> GIVEN RECORDS
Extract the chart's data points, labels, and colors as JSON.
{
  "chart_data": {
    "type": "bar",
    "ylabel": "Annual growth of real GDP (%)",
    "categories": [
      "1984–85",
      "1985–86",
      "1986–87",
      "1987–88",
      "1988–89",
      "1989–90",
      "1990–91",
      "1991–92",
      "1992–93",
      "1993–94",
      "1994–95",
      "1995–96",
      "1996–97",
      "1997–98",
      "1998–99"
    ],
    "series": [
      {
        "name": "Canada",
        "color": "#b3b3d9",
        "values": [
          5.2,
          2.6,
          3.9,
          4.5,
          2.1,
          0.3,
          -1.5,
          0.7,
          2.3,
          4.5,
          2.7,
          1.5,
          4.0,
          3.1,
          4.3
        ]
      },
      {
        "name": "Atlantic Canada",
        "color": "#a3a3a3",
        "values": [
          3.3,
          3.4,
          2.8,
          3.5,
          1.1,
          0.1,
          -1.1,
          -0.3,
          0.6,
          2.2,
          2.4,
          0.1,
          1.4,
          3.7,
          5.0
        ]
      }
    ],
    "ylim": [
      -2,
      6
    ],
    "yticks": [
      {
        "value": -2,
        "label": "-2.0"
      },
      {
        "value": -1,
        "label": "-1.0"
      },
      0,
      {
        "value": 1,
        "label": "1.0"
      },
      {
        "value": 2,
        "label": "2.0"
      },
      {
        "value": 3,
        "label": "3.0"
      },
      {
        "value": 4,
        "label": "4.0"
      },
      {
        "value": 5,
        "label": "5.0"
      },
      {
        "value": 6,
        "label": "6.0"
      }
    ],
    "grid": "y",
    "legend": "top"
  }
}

> DIRECTIVE
Transcribe all lines as written.

> CORRECT ANSWER
Extract the chart's data points, labels, and colors as JSON.
{
  "chart_data": {
    "type": "bar",
    "ylabel": "Annual growth of real GDP (%)",
    "categories": [
      "1984–85",
      "1985–86",
      "1986–87",
      "1987–88",
      "1988–89",
      "1989–90",
      "1990–91",
      "1991–92",
      "1992–93",
      "1993–94",
      "1994–95",
      "1995–96",
      "1996–97",
      "1997–98",
      "1998–99"
    ],
    "series": [
      {
        "name": "Canada",
        "color": "#b3b3d9",
        "values": [
          5.2,
          2.6,
          3.9,
          4.5,
          2.1,
          0.3,
          -1.5,
          0.7,
          2.3,
          4.5,
          2.7,
          1.5,
          4.0,
          3.1,
          4.3
        ]
      },
      {
        "name": "Atlantic Canada",
        "color": "#a3a3a3",
        "values": [
          3.3,
          3.4,
          2.8,
          3.5,
          1.1,
          0.1,
          -1.1,
          -0.3,
          0.6,
          2.2,
          2.4,
          0.1,
          1.4,
          3.7,
          5.0
        ]
      }
    ],
    "ylim": [
      -2,
      6
    ],
    "yticks": [
      {
        "value": -2,
        "label": "-2.0"
      },
      {
        "value": -1,
        "label": "-1.0"
      },
      0,
      {
        "value": 1,
        "label": "1.0"
      },
      {
        "value": 2,
        "label": "2.0"
      },
      {
        "value": 3,
        "label": "3.0"
      },
      {
        "value": 4,
        "label": "4.0"
      },
      {
        "value": 5,
        "label": "5.0"
      },
      {
        "value": 6,
        "label": "6.0"
      }
    ],
    "grid": "y",
    "legend": "top"
  }
}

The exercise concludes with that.